Will you quote the items word for word, from the first line up to and including the line that contains "square-f7[interactable]: ♟ xyxy=(151,30,181,60)"?

· · · ·

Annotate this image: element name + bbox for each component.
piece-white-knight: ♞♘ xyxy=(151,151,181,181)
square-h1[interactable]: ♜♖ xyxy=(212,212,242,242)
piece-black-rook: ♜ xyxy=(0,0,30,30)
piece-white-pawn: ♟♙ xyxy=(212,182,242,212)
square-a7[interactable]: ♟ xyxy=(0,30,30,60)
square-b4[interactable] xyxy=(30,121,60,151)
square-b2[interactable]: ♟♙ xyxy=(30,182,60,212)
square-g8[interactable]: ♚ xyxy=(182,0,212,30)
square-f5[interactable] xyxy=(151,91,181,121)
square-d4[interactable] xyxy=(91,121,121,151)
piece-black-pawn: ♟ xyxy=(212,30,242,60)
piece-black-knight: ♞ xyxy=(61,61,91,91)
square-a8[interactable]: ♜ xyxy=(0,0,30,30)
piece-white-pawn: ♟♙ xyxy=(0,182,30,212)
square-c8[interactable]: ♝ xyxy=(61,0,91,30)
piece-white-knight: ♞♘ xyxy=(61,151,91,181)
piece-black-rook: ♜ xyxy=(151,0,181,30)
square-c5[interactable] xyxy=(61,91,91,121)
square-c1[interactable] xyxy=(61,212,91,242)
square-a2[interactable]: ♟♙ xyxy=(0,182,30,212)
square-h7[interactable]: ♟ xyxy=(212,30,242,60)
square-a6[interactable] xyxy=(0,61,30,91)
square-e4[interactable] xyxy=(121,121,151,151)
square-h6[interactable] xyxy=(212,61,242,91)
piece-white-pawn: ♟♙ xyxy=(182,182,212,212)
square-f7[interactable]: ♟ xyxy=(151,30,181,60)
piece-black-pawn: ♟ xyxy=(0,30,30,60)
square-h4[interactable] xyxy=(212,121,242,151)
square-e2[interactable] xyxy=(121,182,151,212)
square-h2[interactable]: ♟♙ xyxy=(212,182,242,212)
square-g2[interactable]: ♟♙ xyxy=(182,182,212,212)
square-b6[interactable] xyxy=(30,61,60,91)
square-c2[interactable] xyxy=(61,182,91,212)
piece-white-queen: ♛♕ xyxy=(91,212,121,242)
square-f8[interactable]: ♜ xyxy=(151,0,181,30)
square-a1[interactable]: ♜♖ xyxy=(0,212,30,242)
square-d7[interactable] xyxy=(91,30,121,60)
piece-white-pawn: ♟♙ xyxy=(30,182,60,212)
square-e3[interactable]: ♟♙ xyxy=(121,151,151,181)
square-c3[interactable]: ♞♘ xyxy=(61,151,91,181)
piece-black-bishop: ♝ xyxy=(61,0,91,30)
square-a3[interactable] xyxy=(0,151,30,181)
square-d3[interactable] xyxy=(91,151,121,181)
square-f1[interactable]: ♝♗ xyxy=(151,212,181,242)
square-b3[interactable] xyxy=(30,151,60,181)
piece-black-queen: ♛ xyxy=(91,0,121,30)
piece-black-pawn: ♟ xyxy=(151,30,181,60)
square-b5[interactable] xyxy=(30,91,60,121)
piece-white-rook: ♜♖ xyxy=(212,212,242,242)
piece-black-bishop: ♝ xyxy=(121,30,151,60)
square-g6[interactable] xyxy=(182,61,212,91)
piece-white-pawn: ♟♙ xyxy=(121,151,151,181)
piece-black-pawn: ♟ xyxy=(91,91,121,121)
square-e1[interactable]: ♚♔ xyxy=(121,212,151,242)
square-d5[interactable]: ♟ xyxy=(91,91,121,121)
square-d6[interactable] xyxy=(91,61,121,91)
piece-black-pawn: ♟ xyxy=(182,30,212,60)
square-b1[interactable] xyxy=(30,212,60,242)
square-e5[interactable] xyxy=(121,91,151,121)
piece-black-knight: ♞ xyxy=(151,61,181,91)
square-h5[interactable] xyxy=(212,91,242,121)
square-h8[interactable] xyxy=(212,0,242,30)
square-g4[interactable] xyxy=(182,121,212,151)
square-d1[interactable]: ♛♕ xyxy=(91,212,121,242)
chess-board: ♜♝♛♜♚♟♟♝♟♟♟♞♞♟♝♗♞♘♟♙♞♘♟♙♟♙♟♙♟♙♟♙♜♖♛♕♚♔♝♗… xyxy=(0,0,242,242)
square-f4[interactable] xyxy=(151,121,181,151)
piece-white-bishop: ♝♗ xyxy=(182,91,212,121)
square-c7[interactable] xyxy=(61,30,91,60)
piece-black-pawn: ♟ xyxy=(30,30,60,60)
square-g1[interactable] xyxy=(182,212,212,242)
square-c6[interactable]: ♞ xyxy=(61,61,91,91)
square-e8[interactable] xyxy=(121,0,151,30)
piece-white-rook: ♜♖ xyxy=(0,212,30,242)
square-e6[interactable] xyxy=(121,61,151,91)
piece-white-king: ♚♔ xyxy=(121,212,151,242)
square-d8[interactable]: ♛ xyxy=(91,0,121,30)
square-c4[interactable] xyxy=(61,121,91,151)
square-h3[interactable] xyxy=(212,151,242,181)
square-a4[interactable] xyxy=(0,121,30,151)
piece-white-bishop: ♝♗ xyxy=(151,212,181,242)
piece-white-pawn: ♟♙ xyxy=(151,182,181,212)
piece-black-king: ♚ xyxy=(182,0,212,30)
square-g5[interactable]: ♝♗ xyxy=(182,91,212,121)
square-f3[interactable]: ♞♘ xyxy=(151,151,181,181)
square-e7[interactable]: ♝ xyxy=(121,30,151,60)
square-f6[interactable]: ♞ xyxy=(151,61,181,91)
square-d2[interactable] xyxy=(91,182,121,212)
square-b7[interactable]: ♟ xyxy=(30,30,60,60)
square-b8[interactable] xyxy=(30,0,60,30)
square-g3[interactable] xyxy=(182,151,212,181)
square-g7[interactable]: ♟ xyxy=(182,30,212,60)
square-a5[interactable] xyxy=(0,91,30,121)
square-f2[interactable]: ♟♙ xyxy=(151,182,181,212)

· · · ·

Answer to this problem =
Annotate this image: element name + bbox for each component.
piece-white-knight: ♞♘ xyxy=(151,151,181,181)
square-h1[interactable]: ♜♖ xyxy=(212,212,242,242)
piece-black-rook: ♜ xyxy=(0,0,30,30)
piece-white-pawn: ♟♙ xyxy=(212,182,242,212)
square-a7[interactable]: ♟ xyxy=(0,30,30,60)
square-b4[interactable] xyxy=(30,121,60,151)
square-b2[interactable]: ♟♙ xyxy=(30,182,60,212)
square-g8[interactable]: ♚ xyxy=(182,0,212,30)
square-f5[interactable] xyxy=(151,91,181,121)
square-d4[interactable] xyxy=(91,121,121,151)
piece-black-pawn: ♟ xyxy=(212,30,242,60)
piece-black-knight: ♞ xyxy=(61,61,91,91)
square-a8[interactable]: ♜ xyxy=(0,0,30,30)
piece-white-pawn: ♟♙ xyxy=(0,182,30,212)
square-c8[interactable]: ♝ xyxy=(61,0,91,30)
piece-white-knight: ♞♘ xyxy=(61,151,91,181)
piece-black-rook: ♜ xyxy=(151,0,181,30)
square-c5[interactable] xyxy=(61,91,91,121)
square-c1[interactable] xyxy=(61,212,91,242)
square-a2[interactable]: ♟♙ xyxy=(0,182,30,212)
square-h7[interactable]: ♟ xyxy=(212,30,242,60)
square-a6[interactable] xyxy=(0,61,30,91)
square-e4[interactable] xyxy=(121,121,151,151)
square-h6[interactable] xyxy=(212,61,242,91)
piece-white-pawn: ♟♙ xyxy=(182,182,212,212)
square-f7[interactable]: ♟ xyxy=(151,30,181,60)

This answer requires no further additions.